TASK BRIEF: Rewrite the listing with every instance of "y-tick-label" changed to "y-axis-label", keeping all other text identical.

AVAILABLE RECORDS:
###
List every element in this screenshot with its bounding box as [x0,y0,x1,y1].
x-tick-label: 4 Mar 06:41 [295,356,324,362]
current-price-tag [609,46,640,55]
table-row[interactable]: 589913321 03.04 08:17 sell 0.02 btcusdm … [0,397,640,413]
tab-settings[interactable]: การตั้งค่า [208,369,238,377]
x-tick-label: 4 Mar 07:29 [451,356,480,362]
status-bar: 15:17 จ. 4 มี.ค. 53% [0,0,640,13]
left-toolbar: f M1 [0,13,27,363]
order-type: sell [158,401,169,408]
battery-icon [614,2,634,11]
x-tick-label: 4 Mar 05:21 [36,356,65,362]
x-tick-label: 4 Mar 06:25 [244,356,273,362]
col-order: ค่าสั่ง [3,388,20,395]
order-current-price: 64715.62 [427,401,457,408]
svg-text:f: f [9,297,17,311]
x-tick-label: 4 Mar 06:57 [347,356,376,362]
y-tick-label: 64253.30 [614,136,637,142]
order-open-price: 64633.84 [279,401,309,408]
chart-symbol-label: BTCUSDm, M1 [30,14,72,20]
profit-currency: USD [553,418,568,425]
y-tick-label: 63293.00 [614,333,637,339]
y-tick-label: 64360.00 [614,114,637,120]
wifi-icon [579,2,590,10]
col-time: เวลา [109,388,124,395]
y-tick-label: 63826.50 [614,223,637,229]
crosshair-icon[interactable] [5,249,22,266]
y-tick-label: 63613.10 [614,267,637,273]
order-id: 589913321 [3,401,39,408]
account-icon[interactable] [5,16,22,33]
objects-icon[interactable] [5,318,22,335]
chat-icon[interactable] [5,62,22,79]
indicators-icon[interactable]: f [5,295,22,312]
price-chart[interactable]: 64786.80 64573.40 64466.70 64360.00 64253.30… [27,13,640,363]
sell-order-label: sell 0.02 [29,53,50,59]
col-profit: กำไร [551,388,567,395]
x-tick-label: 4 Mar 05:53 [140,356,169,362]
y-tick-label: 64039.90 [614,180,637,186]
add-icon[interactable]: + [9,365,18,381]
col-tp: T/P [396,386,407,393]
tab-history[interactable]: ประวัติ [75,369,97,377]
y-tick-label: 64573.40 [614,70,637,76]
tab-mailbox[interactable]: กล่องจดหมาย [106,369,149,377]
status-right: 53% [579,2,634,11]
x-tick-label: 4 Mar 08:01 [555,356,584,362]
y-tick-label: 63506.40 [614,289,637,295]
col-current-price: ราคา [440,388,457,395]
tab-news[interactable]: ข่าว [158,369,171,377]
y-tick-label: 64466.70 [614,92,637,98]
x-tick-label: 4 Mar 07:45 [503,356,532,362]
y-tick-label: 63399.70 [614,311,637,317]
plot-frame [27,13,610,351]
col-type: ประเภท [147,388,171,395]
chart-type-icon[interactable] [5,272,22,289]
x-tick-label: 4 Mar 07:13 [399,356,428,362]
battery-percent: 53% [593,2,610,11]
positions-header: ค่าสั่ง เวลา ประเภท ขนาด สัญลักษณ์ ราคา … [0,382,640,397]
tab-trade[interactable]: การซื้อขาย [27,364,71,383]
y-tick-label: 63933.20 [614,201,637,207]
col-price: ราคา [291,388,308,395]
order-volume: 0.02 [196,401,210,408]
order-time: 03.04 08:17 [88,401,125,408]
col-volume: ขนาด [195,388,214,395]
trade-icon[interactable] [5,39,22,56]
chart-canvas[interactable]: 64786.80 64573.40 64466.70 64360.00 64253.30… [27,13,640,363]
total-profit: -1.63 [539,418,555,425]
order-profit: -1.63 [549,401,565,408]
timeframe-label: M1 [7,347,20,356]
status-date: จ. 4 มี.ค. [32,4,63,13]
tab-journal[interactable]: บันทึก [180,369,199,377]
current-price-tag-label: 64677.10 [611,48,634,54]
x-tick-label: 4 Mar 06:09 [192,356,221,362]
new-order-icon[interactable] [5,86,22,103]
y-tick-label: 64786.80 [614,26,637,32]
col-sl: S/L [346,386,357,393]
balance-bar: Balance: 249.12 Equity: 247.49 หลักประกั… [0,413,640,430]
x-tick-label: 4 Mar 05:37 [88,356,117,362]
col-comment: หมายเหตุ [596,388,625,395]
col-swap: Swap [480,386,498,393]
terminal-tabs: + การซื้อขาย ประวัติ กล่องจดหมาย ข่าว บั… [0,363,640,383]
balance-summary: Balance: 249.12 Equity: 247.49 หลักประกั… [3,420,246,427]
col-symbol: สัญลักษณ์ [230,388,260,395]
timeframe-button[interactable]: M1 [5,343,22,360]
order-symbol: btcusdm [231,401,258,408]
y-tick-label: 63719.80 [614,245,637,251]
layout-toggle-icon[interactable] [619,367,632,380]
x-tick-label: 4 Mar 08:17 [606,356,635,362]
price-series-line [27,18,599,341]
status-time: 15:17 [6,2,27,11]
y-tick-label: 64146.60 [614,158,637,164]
###
RESULT OF THE EXERCISE:
List every element in this screenshot with its bounding box as [x0,y0,x1,y1].
x-tick-label: 4 Mar 06:41 [295,356,324,362]
current-price-tag [609,46,640,55]
table-row[interactable]: 589913321 03.04 08:17 sell 0.02 btcusdm … [0,397,640,413]
tab-settings[interactable]: การตั้งค่า [208,369,238,377]
x-tick-label: 4 Mar 07:29 [451,356,480,362]
status-bar: 15:17 จ. 4 มี.ค. 53% [0,0,640,13]
left-toolbar: f M1 [0,13,27,363]
order-type: sell [158,401,169,408]
battery-icon [614,2,634,11]
x-tick-label: 4 Mar 05:21 [36,356,65,362]
x-tick-label: 4 Mar 06:25 [244,356,273,362]
col-order: ค่าสั่ง [3,388,20,395]
order-current-price: 64715.62 [427,401,457,408]
svg-text:f: f [9,297,17,311]
x-tick-label: 4 Mar 06:57 [347,356,376,362]
y-axis-label: 64253.30 [614,136,637,142]
order-open-price: 64633.84 [279,401,309,408]
chart-symbol-label: BTCUSDm, M1 [30,14,72,20]
profit-currency: USD [553,418,568,425]
y-axis-label: 63293.00 [614,333,637,339]
y-axis-label: 64360.00 [614,114,637,120]
wifi-icon [579,2,590,10]
col-time: เวลา [109,388,124,395]
y-axis-label: 63826.50 [614,223,637,229]
crosshair-icon[interactable] [5,249,22,266]
y-axis-label: 63613.10 [614,267,637,273]
order-id: 589913321 [3,401,39,408]
account-icon[interactable] [5,16,22,33]
objects-icon[interactable] [5,318,22,335]
chat-icon[interactable] [5,62,22,79]
indicators-icon[interactable]: f [5,295,22,312]
price-chart[interactable]: 64786.80 64573.40 64466.70 64360.00 64253.30… [27,13,640,363]
sell-order-label: sell 0.02 [29,53,50,59]
col-profit: กำไร [551,388,567,395]
x-tick-label: 4 Mar 05:53 [140,356,169,362]
y-axis-label: 64039.90 [614,180,637,186]
add-icon[interactable]: + [9,365,18,381]
col-tp: T/P [396,386,407,393]
tab-history[interactable]: ประวัติ [75,369,97,377]
y-axis-label: 64573.40 [614,70,637,76]
tab-mailbox[interactable]: กล่องจดหมาย [106,369,149,377]
status-right: 53% [579,2,634,11]
x-tick-label: 4 Mar 08:01 [555,356,584,362]
y-axis-label: 63506.40 [614,289,637,295]
col-current-price: ราคา [440,388,457,395]
tab-news[interactable]: ข่าว [158,369,171,377]
y-axis-label: 64466.70 [614,92,637,98]
x-tick-label: 4 Mar 07:45 [503,356,532,362]
y-axis-label: 63399.70 [614,311,637,317]
plot-frame [27,13,610,351]
col-type: ประเภท [147,388,171,395]
chart-type-icon[interactable] [5,272,22,289]
x-tick-label: 4 Mar 07:13 [399,356,428,362]
battery-percent: 53% [593,2,610,11]
positions-header: ค่าสั่ง เวลา ประเภท ขนาด สัญลักษณ์ ราคา … [0,382,640,397]
tab-trade[interactable]: การซื้อขาย [27,364,71,383]
y-axis-label: 63933.20 [614,201,637,207]
col-price: ราคา [291,388,308,395]
order-volume: 0.02 [196,401,210,408]
order-time: 03.04 08:17 [88,401,125,408]
col-volume: ขนาด [195,388,214,395]
trade-icon[interactable] [5,39,22,56]
chart-canvas[interactable]: 64786.80 64573.40 64466.70 64360.00 64253.30… [27,13,640,363]
total-profit: -1.63 [539,418,555,425]
order-profit: -1.63 [549,401,565,408]
timeframe-label: M1 [7,347,20,356]
status-date: จ. 4 มี.ค. [32,4,63,13]
tab-journal[interactable]: บันทึก [180,369,199,377]
current-price-tag-label: 64677.10 [611,48,634,54]
x-tick-label: 4 Mar 06:09 [192,356,221,362]
new-order-icon[interactable] [5,86,22,103]
y-axis-label: 64786.80 [614,26,637,32]
col-sl: S/L [346,386,357,393]
balance-bar: Balance: 249.12 Equity: 247.49 หลักประกั… [0,413,640,430]
x-tick-label: 4 Mar 05:37 [88,356,117,362]
col-comment: หมายเหตุ [596,388,625,395]
col-swap: Swap [480,386,498,393]
terminal-tabs: + การซื้อขาย ประวัติ กล่องจดหมาย ข่าว บั… [0,363,640,383]
balance-summary: Balance: 249.12 Equity: 247.49 หลักประกั… [3,420,246,427]
col-symbol: สัญลักษณ์ [230,388,260,395]
timeframe-button[interactable]: M1 [5,343,22,360]
order-symbol: btcusdm [231,401,258,408]
y-axis-label: 63719.80 [614,245,637,251]
layout-toggle-icon[interactable] [619,367,632,380]
x-tick-label: 4 Mar 08:17 [606,356,635,362]
price-series-line [27,18,599,341]
status-time: 15:17 [6,2,27,11]
y-axis-label: 64146.60 [614,158,637,164]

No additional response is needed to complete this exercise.